--- begin GIVEN DATA ---

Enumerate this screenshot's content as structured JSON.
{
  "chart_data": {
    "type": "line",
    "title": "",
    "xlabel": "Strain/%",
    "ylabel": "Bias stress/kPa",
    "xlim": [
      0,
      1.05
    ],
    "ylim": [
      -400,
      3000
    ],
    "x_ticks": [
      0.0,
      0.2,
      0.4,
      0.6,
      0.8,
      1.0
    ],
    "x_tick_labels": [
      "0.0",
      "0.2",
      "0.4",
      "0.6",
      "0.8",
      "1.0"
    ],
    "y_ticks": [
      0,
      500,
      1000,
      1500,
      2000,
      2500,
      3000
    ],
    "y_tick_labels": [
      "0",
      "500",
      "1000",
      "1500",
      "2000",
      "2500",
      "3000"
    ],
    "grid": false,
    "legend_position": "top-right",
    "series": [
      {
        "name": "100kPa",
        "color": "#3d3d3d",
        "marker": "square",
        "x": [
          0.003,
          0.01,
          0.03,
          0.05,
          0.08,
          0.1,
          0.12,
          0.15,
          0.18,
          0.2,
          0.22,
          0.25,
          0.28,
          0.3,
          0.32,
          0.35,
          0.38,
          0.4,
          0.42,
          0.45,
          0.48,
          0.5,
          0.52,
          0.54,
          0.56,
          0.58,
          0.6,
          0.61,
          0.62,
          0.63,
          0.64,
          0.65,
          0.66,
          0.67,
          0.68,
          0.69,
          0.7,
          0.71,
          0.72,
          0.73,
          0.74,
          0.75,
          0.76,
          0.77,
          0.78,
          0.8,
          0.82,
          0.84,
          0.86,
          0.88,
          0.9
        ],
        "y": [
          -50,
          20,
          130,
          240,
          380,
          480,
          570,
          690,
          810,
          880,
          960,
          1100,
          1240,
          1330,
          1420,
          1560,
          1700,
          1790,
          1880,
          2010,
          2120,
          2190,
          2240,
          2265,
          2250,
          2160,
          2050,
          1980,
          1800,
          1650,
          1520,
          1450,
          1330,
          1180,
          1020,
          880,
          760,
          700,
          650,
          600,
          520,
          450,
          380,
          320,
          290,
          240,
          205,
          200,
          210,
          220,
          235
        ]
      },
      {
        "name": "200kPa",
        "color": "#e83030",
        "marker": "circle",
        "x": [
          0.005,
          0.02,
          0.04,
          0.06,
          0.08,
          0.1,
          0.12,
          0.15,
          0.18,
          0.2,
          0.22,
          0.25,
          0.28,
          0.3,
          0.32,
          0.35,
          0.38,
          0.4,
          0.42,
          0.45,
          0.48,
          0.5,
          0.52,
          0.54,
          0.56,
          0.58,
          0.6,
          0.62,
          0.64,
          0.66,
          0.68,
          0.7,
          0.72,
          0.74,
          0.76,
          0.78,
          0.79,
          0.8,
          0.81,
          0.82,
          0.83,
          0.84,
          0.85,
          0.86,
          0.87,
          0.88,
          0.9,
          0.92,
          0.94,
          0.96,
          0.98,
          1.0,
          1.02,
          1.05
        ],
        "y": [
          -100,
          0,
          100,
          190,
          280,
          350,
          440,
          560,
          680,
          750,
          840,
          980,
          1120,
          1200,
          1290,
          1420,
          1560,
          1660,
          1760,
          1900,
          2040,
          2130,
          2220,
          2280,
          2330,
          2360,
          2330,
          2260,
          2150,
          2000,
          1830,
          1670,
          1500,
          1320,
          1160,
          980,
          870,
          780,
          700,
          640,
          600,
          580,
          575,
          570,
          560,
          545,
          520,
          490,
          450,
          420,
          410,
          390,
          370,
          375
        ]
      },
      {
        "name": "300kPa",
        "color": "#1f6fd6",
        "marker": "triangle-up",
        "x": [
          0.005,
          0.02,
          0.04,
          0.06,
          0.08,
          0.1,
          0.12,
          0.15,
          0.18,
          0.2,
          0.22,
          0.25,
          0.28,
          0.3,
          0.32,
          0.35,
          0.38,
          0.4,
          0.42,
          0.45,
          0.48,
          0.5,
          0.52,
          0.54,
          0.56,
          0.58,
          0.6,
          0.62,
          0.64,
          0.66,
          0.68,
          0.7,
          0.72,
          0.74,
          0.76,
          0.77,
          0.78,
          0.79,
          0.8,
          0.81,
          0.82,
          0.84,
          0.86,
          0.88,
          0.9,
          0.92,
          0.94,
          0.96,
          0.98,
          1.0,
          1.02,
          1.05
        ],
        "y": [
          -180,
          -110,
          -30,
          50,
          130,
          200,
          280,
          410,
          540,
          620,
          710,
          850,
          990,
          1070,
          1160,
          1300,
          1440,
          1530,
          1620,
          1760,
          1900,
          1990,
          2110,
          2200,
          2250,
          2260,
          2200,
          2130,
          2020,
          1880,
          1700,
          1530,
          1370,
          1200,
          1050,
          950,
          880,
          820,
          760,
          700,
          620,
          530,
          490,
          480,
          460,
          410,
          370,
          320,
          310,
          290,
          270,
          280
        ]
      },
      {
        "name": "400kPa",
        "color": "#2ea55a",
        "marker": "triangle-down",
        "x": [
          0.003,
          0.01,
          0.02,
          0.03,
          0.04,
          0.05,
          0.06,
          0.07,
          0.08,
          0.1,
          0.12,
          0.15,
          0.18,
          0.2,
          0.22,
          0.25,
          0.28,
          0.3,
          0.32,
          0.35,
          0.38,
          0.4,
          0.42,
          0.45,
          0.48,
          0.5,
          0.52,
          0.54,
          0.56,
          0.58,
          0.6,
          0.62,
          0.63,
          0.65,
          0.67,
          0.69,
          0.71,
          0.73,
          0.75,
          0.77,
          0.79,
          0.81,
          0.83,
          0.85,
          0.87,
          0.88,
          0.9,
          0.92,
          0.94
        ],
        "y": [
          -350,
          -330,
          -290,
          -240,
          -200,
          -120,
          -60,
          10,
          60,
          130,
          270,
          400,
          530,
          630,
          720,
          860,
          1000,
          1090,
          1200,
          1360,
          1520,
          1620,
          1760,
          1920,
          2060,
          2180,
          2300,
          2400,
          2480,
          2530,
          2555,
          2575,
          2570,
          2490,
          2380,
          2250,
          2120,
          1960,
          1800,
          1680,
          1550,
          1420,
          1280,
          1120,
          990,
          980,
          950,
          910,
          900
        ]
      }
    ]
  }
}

--- end GIVEN DATA ---

Select and copy every line from the records that includes the word "name".

        "name": "100kPa",
        "name": "200kPa",
        "name": "300kPa",
        "name": "400kPa",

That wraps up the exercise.